— START OF Input material —
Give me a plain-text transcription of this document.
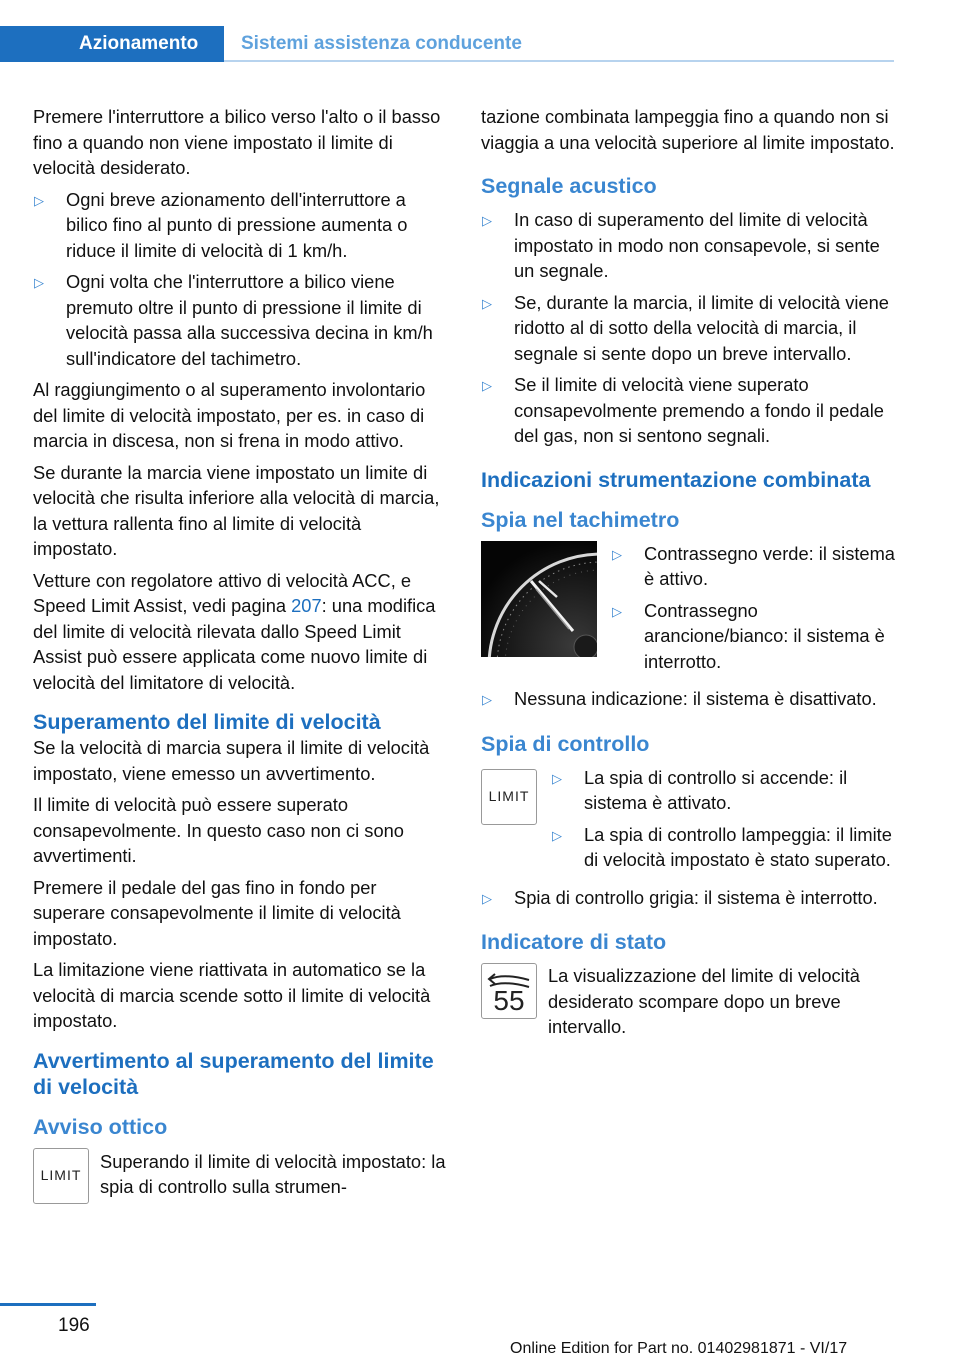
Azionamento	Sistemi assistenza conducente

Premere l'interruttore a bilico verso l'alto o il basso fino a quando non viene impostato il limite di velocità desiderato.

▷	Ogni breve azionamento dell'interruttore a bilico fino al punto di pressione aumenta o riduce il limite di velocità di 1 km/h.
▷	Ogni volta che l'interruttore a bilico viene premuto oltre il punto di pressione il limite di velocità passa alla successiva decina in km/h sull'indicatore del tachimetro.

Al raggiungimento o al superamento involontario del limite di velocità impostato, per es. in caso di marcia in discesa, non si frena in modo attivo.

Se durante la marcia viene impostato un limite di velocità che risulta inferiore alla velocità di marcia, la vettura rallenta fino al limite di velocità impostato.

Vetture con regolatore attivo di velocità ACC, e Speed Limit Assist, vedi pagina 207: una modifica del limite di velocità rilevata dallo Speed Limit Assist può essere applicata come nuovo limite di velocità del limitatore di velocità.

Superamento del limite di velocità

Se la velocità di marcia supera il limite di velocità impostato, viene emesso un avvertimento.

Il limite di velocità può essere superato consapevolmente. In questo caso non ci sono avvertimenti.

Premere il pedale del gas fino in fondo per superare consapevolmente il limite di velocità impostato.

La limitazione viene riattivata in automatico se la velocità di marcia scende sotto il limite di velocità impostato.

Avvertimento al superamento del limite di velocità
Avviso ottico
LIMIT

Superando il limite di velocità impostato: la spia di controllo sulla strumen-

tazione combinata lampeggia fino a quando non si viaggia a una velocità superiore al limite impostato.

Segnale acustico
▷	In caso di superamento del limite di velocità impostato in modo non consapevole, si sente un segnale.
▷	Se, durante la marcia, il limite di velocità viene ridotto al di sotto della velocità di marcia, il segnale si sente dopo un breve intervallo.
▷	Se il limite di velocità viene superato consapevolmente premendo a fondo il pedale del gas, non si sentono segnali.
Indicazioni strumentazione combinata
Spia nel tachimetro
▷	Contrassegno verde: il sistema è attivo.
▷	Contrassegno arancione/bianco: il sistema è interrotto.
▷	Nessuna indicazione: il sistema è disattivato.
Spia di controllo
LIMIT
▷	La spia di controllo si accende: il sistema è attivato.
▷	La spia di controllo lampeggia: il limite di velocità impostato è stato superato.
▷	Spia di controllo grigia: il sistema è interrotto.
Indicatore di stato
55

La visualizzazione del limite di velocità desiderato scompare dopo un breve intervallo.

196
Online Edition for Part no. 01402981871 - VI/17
— END OF Input material —
— START OF Input material —
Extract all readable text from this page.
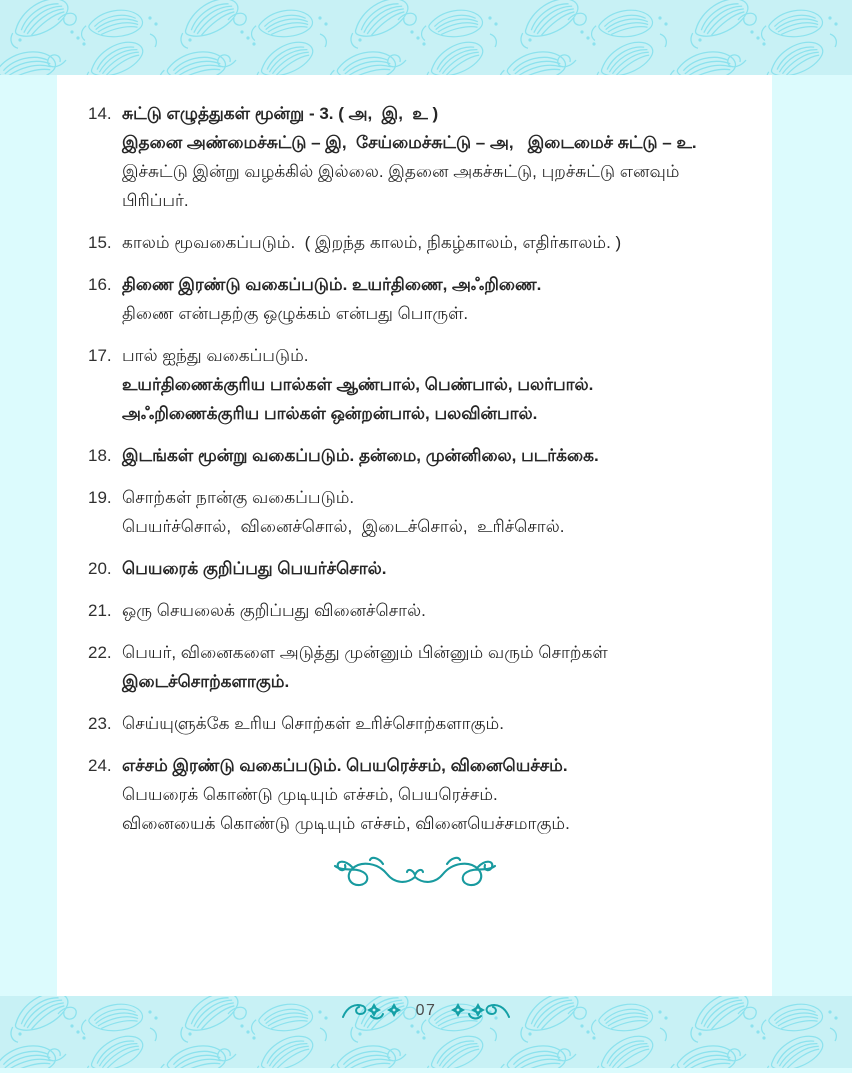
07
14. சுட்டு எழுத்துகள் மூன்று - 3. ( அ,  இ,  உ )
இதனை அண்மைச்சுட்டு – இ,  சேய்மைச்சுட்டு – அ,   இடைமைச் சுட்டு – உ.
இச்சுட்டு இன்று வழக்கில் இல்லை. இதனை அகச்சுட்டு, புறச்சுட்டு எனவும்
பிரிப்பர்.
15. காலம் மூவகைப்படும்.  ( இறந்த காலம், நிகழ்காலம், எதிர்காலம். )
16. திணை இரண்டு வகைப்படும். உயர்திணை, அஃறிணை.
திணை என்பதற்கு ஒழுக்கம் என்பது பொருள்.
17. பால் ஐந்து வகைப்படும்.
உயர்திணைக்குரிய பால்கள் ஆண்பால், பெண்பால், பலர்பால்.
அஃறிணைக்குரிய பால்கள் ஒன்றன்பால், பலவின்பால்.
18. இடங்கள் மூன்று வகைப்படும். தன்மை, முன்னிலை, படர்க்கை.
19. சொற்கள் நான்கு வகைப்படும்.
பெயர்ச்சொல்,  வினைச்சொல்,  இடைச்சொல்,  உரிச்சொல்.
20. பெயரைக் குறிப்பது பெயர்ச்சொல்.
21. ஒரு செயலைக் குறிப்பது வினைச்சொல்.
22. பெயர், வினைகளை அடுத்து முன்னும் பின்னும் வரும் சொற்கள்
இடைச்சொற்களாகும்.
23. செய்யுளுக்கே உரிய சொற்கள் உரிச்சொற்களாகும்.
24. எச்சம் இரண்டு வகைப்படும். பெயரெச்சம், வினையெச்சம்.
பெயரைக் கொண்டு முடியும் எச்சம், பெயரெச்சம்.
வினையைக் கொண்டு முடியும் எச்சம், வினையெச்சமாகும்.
— END OF Input material —
Among the records above, how many lines carry the string "sotto"? Reply with the number alone.

2